PROBLEM TO SOLVE ▸ Return each line containing "avaient".

MATERIAL FOR THE TASK ▸
◆ ◆ ◆ ◆ ◆ ◆ ◆

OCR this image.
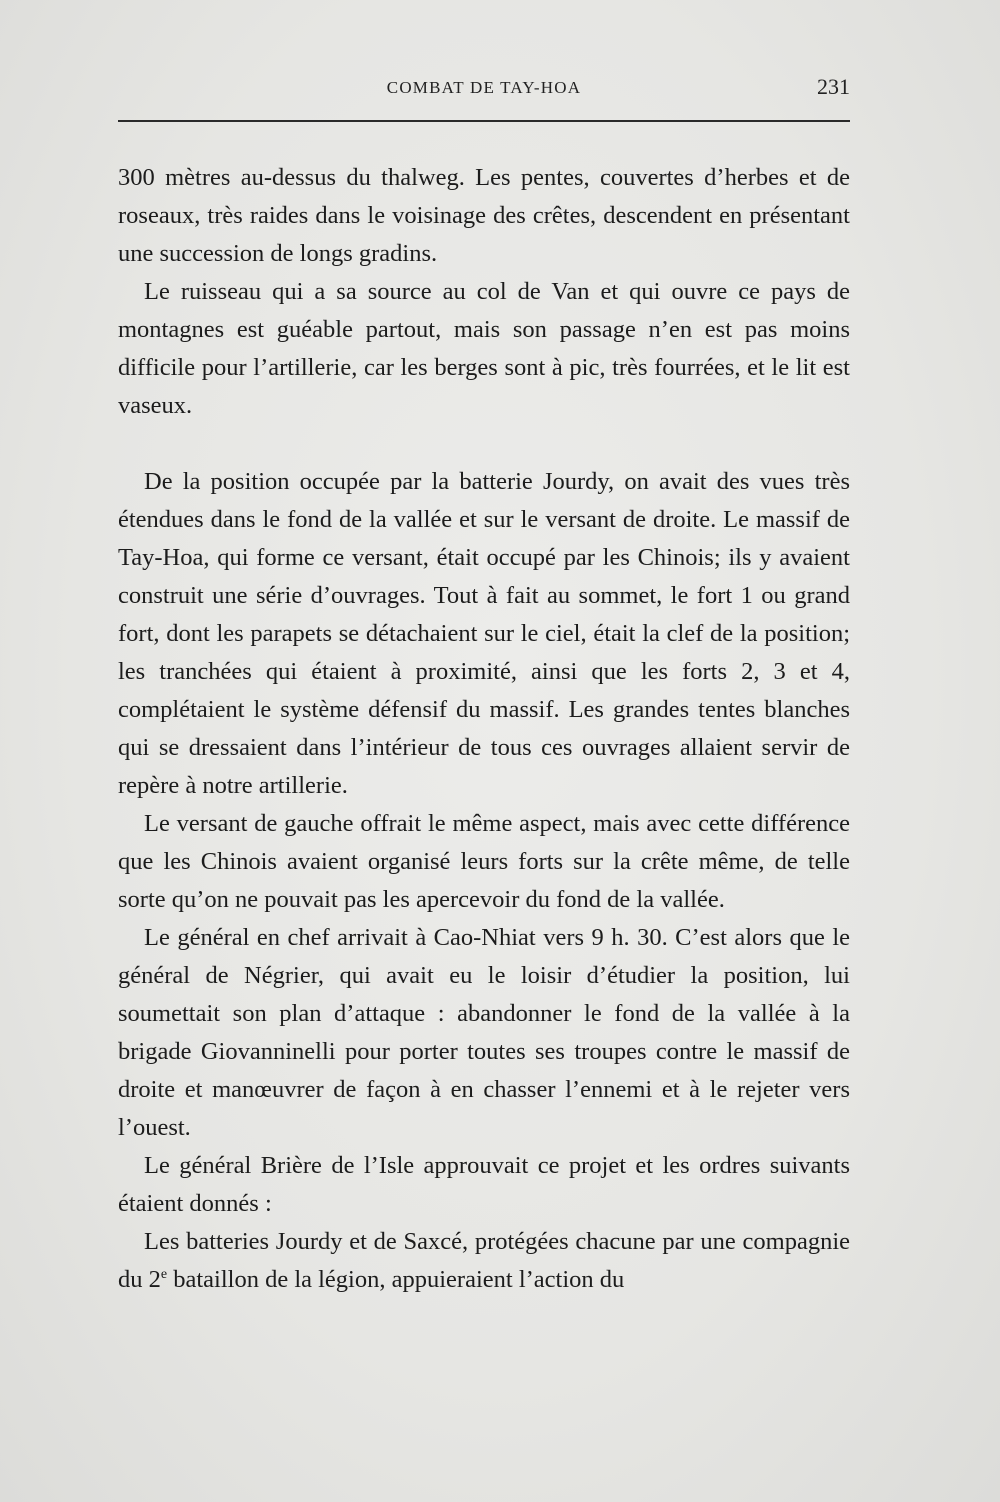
COMBAT DE TAY-HOA	231

300 mètres au-dessus du thalweg. Les pentes, couvertes d’herbes et de roseaux, très raides dans le voisinage des crêtes, descendent en présentant une succession de longs gradins.

Le ruisseau qui a sa source au col de Van et qui ouvre ce pays de montagnes est guéable partout, mais son passage n’en est pas moins difficile pour l’artillerie, car les berges sont à pic, très fourrées, et le lit est vaseux.

De la position occupée par la batterie Jourdy, on avait des vues très étendues dans le fond de la vallée et sur le versant de droite. Le massif de Tay-Hoa, qui forme ce versant, était occupé par les Chinois; ils y avaient construit une série d’ouvrages. Tout à fait au sommet, le fort 1 ou grand fort, dont les parapets se détachaient sur le ciel, était la clef de la position; les tranchées qui étaient à proximité, ainsi que les forts 2, 3 et 4, complétaient le système défensif du massif. Les grandes tentes blanches qui se dressaient dans l’intérieur de tous ces ouvrages allaient servir de repère à notre artillerie.

Le versant de gauche offrait le même aspect, mais avec cette différence que les Chinois avaient organisé leurs forts sur la crête même, de telle sorte qu’on ne pouvait pas les apercevoir du fond de la vallée.

Le général en chef arrivait à Cao-Nhiat vers 9 h. 30. C’est alors que le général de Négrier, qui avait eu le loisir d’étudier la position, lui soumettait son plan d’attaque : abandonner le fond de la vallée à la brigade Giovanninelli pour porter toutes ses troupes contre le massif de droite et manœuvrer de façon à en chasser l’ennemi et à le rejeter vers l’ouest.

Le général Brière de l’Isle approuvait ce projet et les ordres suivants étaient donnés :

Les batteries Jourdy et de Saxcé, protégées chacune par une compagnie du 2e bataillon de la légion, appuieraient l’action du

◆ ◆ ◆ ◆ ◆ ◆ ◆

TASK RESPONSE ▸
De la position occupée par la batterie Jourdy, on avait des vues très étendues dans le fond de la vallée et sur le versant de droite. Le massif de Tay-Hoa, qui forme ce versant, était occupé par les Chinois; ils y avaient construit une série d’ouvrages. Tout à fait au sommet, le fort 1 ou grand fort, dont les parapets se détachaient sur le ciel, était la clef de la position; les tranchées qui étaient à proximité, ainsi que les forts 2, 3 et 4, complétaient le système défensif du massif. Les grandes tentes blanches qui se dressaient dans l’intérieur de tous ces ouvrages allaient servir de repère à notre artillerie.
Le versant de gauche offrait le même aspect, mais avec cette différence que les Chinois avaient organisé leurs forts sur la crête même, de telle sorte qu’on ne pouvait pas les apercevoir du fond de la vallée.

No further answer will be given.